=== PROBLEM DETAILS ===
Filter these entries, keeping only lines that hold the word "name".

=== DATASET ROWS ===
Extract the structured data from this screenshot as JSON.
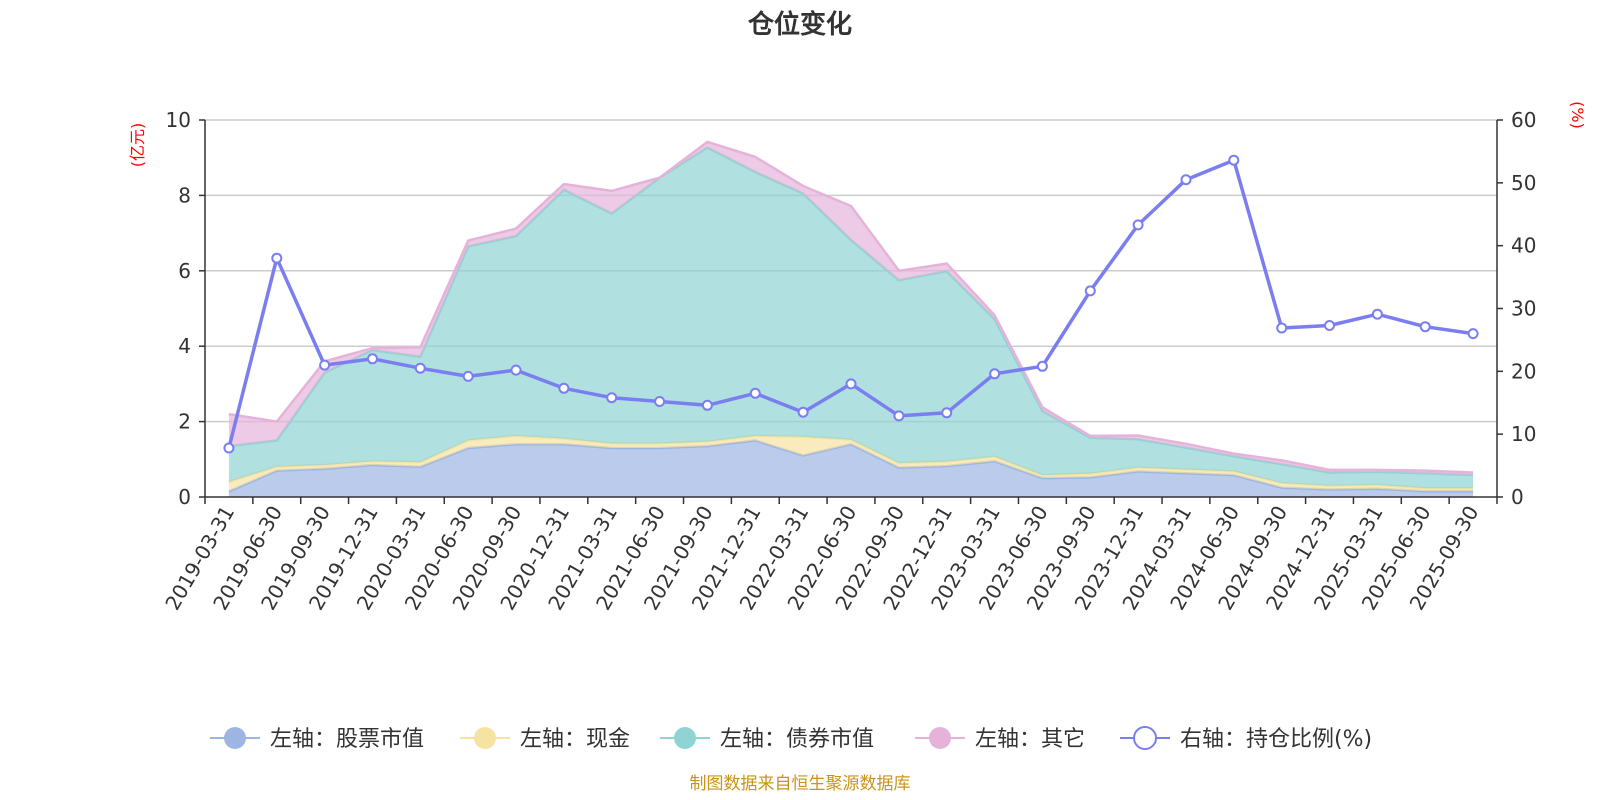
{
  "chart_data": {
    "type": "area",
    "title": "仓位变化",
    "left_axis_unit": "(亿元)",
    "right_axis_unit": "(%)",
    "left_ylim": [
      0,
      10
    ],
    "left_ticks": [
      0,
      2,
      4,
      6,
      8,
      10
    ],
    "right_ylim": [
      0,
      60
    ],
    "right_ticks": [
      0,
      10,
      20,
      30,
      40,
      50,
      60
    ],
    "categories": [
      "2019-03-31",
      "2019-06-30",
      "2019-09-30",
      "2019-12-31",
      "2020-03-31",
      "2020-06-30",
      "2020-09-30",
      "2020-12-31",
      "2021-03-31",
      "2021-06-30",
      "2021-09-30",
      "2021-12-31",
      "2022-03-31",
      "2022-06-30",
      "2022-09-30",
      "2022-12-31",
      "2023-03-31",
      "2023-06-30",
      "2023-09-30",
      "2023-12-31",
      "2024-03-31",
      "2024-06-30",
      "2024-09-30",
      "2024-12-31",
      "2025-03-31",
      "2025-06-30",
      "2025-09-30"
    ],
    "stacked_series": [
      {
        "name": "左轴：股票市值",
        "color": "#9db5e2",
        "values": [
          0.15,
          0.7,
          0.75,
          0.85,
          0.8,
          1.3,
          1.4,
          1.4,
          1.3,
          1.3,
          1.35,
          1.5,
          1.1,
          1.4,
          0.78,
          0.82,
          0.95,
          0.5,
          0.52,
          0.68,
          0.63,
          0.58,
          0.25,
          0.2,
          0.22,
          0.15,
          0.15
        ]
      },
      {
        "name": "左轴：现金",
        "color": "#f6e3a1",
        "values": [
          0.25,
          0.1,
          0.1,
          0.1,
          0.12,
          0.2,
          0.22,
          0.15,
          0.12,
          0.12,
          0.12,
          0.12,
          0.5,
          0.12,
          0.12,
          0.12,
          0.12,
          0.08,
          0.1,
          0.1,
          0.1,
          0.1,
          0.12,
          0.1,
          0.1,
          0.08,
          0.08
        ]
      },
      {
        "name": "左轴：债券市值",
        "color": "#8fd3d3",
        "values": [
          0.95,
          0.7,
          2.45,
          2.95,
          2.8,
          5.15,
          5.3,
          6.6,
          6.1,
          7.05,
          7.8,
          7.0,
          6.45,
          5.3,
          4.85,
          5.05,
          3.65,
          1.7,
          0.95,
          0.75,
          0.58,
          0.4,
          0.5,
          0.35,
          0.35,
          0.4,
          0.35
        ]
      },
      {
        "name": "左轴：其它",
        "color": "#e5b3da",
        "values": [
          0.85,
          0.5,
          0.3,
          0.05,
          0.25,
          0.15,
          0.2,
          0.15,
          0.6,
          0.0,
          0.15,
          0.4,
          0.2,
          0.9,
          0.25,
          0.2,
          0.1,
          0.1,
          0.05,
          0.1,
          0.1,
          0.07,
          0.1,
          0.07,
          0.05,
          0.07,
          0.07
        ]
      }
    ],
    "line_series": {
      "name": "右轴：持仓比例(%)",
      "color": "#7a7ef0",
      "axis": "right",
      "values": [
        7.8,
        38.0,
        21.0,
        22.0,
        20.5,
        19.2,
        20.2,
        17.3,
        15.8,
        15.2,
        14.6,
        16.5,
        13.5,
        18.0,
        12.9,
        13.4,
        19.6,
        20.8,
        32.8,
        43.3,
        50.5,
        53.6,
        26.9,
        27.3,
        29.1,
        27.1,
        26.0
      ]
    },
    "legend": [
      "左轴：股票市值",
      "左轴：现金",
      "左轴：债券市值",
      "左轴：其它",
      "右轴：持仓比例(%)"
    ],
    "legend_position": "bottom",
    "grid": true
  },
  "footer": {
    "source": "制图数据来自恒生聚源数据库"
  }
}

=== FINISHED EXERCISE ===
        "name": "左轴：股票市值",
        "name": "左轴：现金",
        "name": "左轴：债券市值",
        "name": "左轴：其它",
      "name": "右轴：持仓比例(%)",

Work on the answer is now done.